* _Instructions for the task_:
Transcribe the listing in full, excluding any pictures.

[Start Records to use]

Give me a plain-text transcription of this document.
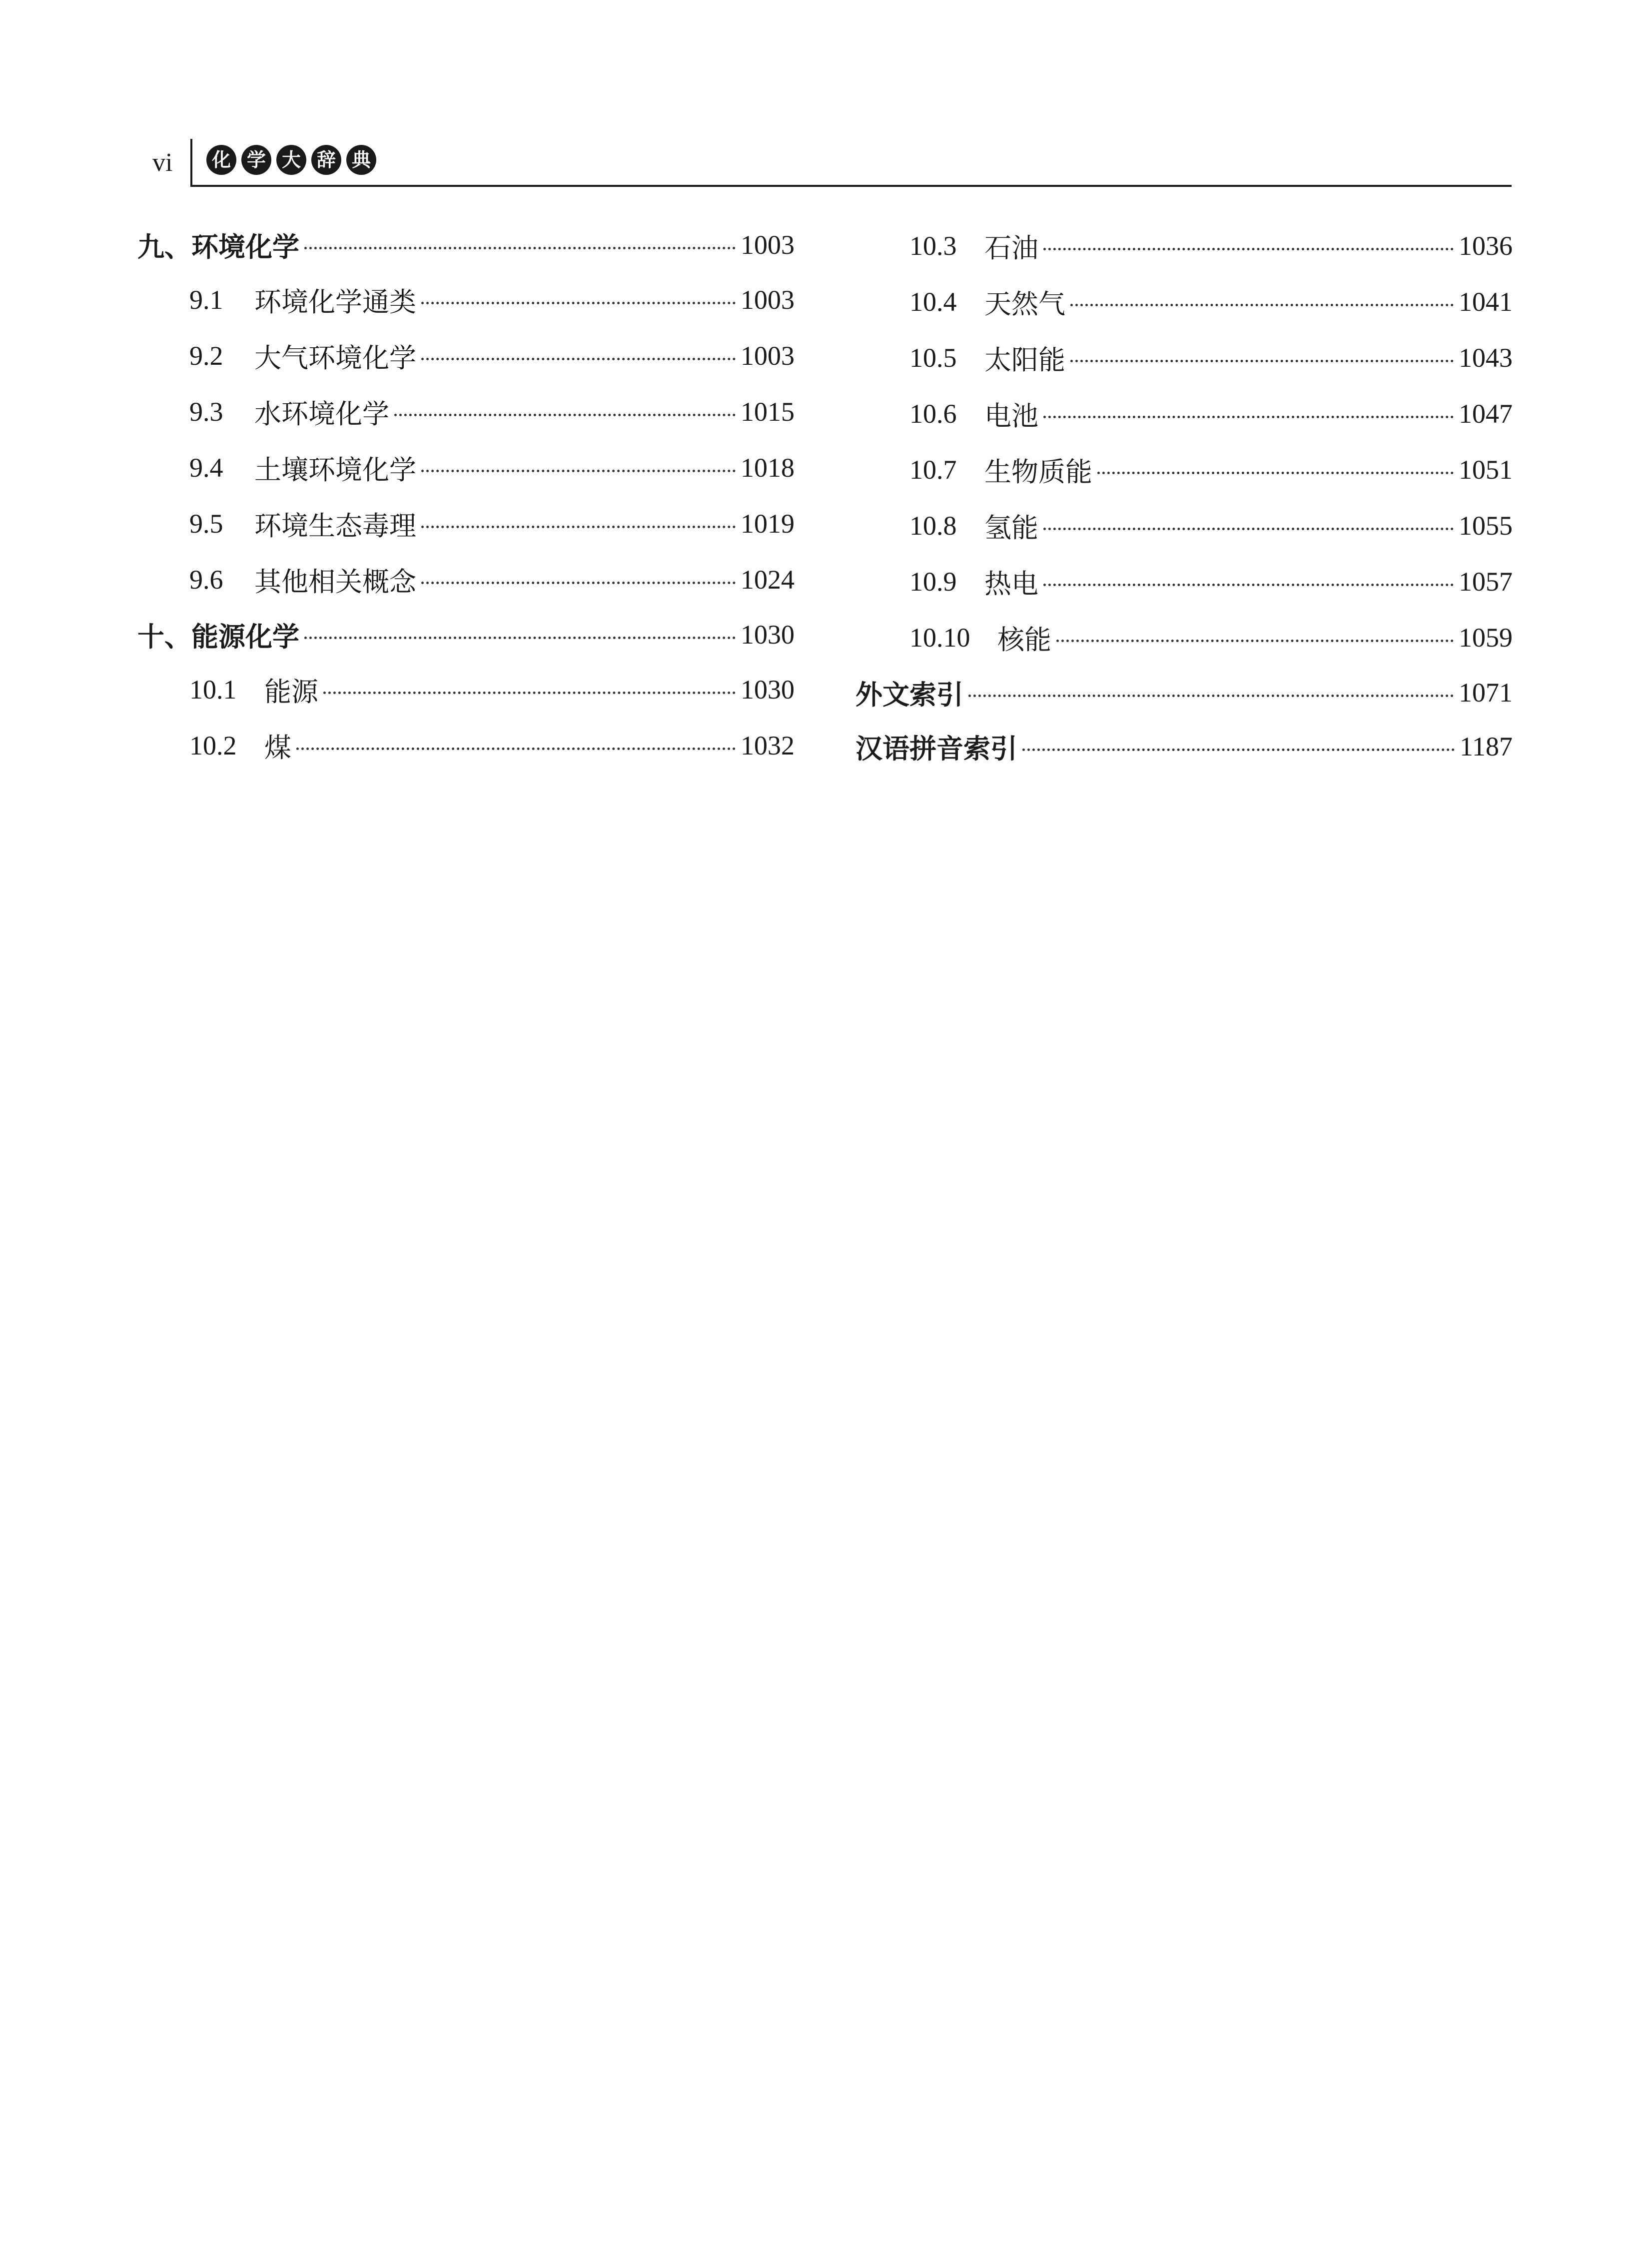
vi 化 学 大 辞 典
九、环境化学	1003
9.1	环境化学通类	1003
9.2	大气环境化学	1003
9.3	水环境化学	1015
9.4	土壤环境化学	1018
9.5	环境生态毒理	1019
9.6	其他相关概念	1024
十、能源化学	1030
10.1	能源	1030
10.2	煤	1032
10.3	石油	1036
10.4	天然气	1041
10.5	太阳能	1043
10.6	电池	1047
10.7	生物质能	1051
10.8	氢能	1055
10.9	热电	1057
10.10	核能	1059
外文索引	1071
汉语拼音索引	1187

[End Records to use]

* _Solution for this problem_:
Give me a plain-text transcription of this document.
vi 化 学 大 辞 典
九、环境化学	1003
9.1	环境化学通类	1003
9.2	大气环境化学	1003
9.3	水环境化学	1015
9.4	土壤环境化学	1018
9.5	环境生态毒理	1019
9.6	其他相关概念	1024
十、能源化学	1030
10.1	能源	1030
10.2	煤	1032
10.3	石油	1036
10.4	天然气	1041
10.5	太阳能	1043
10.6	电池	1047
10.7	生物质能	1051
10.8	氢能	1055
10.9	热电	1057
10.10	核能	1059
外文索引	1071
汉语拼音索引	1187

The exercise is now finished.